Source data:
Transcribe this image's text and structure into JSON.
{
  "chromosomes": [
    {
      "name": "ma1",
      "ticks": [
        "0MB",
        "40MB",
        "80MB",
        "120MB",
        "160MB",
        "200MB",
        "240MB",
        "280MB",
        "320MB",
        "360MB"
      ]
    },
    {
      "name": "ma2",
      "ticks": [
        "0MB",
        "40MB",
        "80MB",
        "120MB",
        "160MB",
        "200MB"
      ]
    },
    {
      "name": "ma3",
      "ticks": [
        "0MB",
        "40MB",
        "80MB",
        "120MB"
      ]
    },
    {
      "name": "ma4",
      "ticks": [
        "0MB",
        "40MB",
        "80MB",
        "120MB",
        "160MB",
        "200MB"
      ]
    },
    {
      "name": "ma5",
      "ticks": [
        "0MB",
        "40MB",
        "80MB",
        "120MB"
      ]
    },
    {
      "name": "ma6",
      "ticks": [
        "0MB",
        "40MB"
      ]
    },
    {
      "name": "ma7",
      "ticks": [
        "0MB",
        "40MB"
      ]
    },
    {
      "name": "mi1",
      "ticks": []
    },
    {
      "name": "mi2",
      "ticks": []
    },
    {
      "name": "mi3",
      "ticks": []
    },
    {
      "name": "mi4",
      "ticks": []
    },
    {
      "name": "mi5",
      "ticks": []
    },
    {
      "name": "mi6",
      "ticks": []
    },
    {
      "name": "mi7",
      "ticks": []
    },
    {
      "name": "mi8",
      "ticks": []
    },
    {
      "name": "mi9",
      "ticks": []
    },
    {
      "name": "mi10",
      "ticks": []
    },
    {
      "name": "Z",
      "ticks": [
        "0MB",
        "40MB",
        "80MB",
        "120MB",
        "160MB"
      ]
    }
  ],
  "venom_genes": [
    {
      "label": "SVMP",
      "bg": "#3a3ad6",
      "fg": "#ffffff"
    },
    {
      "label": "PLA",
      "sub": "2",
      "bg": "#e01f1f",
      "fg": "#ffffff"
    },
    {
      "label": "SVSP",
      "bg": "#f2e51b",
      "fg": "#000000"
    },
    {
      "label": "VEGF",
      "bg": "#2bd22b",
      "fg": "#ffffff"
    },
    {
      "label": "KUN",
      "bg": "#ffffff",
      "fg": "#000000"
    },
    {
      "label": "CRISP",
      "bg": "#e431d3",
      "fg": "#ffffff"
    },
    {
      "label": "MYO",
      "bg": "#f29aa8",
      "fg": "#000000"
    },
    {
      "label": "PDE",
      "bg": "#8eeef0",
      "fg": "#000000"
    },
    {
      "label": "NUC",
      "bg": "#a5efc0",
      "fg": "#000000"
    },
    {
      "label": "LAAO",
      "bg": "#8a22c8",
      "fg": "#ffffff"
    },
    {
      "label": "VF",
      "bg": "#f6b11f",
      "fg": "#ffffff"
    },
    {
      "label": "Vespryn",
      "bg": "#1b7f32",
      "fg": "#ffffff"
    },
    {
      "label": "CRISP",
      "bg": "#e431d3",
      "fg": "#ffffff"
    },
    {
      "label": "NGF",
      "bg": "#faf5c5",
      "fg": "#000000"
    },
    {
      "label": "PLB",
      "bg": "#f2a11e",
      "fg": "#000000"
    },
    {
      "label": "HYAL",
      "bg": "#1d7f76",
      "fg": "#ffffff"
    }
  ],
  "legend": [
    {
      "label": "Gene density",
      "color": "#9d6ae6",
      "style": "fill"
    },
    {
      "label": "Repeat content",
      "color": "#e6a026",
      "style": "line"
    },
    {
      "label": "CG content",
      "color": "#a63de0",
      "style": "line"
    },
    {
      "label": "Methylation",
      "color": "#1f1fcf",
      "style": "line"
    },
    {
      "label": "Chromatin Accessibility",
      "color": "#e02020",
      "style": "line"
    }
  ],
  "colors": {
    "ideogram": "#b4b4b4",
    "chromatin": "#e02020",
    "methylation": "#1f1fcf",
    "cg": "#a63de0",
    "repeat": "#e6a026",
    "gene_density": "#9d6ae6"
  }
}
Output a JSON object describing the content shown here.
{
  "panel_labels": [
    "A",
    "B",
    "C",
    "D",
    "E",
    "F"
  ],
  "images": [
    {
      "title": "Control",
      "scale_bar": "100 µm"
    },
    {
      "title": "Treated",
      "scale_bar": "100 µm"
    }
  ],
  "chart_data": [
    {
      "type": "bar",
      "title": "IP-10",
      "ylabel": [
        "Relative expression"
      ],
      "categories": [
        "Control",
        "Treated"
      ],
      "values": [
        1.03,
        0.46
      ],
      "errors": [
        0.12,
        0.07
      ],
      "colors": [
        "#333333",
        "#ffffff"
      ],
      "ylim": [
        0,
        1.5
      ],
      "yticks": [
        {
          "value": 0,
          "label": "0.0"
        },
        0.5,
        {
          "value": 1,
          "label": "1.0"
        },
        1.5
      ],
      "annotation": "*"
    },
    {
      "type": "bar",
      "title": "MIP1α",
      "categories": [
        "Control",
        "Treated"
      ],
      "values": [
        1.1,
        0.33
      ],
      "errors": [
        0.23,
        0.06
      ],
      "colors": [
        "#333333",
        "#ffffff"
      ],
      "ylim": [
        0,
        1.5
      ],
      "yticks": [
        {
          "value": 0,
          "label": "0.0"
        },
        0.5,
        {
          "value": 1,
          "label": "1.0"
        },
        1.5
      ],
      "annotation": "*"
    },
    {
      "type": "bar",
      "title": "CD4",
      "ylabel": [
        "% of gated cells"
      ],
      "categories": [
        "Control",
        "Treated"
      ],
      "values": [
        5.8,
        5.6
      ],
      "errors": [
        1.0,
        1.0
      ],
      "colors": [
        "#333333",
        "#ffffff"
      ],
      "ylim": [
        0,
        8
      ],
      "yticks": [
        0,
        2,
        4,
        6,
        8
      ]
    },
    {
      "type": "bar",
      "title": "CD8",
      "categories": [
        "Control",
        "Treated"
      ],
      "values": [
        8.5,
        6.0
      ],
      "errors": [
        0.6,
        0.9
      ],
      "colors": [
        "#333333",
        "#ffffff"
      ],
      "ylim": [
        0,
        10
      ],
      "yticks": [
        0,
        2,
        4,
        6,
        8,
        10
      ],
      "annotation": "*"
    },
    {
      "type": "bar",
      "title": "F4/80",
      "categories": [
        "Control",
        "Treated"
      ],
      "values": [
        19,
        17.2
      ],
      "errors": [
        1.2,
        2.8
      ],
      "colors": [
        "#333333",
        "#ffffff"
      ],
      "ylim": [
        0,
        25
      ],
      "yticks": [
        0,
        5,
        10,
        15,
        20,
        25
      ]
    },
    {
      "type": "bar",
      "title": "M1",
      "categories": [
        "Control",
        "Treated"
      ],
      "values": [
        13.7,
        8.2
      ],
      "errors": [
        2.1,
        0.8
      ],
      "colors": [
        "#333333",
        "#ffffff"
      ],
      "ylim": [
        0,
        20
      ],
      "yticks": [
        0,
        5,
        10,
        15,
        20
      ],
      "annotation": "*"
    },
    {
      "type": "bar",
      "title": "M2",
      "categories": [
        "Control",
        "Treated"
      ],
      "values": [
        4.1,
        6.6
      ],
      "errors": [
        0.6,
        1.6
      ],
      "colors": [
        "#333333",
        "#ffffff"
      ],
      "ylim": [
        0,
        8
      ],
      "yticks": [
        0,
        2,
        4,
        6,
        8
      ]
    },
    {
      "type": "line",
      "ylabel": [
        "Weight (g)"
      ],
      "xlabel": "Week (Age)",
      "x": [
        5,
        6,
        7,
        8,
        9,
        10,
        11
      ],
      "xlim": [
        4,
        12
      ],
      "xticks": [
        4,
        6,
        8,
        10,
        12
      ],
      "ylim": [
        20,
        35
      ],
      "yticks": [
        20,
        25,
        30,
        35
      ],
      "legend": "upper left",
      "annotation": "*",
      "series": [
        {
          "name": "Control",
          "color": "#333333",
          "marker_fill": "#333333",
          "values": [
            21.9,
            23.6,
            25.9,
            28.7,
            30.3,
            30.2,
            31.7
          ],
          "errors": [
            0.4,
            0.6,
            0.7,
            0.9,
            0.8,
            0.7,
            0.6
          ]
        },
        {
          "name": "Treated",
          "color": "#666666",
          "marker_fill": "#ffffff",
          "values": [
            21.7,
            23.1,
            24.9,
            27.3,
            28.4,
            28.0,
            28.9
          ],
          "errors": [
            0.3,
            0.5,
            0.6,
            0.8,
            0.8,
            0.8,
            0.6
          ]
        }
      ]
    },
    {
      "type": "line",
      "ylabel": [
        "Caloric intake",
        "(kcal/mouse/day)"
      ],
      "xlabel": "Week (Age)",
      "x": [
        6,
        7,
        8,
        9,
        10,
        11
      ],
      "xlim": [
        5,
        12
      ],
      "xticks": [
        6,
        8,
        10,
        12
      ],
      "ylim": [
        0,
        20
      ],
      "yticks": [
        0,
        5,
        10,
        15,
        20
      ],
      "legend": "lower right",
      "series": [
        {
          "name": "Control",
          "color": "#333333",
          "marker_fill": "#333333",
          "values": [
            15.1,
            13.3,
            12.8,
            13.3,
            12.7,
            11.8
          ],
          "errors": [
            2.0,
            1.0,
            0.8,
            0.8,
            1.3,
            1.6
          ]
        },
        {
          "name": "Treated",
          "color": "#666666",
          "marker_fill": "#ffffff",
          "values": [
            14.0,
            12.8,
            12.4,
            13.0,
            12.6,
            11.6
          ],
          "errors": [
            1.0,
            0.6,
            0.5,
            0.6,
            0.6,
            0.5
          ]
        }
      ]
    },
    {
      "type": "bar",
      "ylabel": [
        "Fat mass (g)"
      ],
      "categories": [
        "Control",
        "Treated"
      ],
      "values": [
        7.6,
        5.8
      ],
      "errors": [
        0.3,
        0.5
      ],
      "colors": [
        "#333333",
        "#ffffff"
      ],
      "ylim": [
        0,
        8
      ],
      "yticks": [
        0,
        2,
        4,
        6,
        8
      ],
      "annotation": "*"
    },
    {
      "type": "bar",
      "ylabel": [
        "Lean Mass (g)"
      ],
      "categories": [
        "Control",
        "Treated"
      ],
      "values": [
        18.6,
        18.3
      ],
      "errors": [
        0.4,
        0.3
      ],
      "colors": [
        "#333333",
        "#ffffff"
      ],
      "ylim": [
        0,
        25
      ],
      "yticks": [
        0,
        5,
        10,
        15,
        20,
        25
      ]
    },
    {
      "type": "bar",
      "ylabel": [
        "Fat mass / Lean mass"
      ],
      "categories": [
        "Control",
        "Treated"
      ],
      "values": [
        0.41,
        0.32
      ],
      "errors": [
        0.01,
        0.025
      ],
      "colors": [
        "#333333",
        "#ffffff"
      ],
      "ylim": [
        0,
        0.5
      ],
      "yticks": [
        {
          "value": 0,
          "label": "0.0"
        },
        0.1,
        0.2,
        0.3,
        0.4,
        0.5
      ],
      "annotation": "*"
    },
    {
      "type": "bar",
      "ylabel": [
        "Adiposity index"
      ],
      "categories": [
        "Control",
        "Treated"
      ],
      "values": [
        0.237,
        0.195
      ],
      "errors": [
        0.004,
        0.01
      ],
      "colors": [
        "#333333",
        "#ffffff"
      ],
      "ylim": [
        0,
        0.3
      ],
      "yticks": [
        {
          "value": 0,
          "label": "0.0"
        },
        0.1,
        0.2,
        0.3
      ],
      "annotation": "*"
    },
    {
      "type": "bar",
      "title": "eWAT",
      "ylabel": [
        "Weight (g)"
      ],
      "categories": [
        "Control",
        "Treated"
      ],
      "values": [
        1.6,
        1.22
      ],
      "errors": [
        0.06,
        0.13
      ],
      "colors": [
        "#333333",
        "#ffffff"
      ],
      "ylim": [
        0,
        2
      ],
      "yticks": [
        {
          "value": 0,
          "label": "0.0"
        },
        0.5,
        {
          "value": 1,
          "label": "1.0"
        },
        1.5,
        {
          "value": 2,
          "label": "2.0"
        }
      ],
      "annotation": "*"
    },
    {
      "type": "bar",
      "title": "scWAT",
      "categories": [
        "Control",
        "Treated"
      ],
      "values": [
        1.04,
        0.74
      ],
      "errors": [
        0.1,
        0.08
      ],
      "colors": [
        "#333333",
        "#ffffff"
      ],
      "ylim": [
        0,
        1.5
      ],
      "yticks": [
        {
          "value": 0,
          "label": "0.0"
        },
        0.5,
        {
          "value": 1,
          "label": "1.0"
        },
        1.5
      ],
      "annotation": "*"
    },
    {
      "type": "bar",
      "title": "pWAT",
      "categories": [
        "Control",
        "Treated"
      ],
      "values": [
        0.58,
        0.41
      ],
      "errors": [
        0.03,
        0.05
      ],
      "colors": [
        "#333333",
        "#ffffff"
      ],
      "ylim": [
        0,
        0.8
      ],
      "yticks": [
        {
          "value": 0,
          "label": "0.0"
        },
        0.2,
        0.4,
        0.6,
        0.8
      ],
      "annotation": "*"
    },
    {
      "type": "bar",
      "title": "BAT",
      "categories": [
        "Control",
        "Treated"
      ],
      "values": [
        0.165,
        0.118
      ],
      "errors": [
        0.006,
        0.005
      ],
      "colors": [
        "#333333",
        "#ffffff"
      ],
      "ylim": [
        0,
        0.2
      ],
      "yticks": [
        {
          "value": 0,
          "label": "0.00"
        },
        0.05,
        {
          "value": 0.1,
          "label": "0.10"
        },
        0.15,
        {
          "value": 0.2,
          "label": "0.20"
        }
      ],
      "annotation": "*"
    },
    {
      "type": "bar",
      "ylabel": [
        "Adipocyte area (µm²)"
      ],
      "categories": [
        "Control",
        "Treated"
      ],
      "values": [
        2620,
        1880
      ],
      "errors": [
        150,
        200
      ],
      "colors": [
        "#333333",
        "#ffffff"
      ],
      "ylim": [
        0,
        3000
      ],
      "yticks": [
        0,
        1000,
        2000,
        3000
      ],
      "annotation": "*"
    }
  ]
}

#### [PROBLEM TO SOLVE]
Your answer should be a single number: the count of lines in the data that include the word "content".

#### [ANSWER TO THIS PROBLEM]
3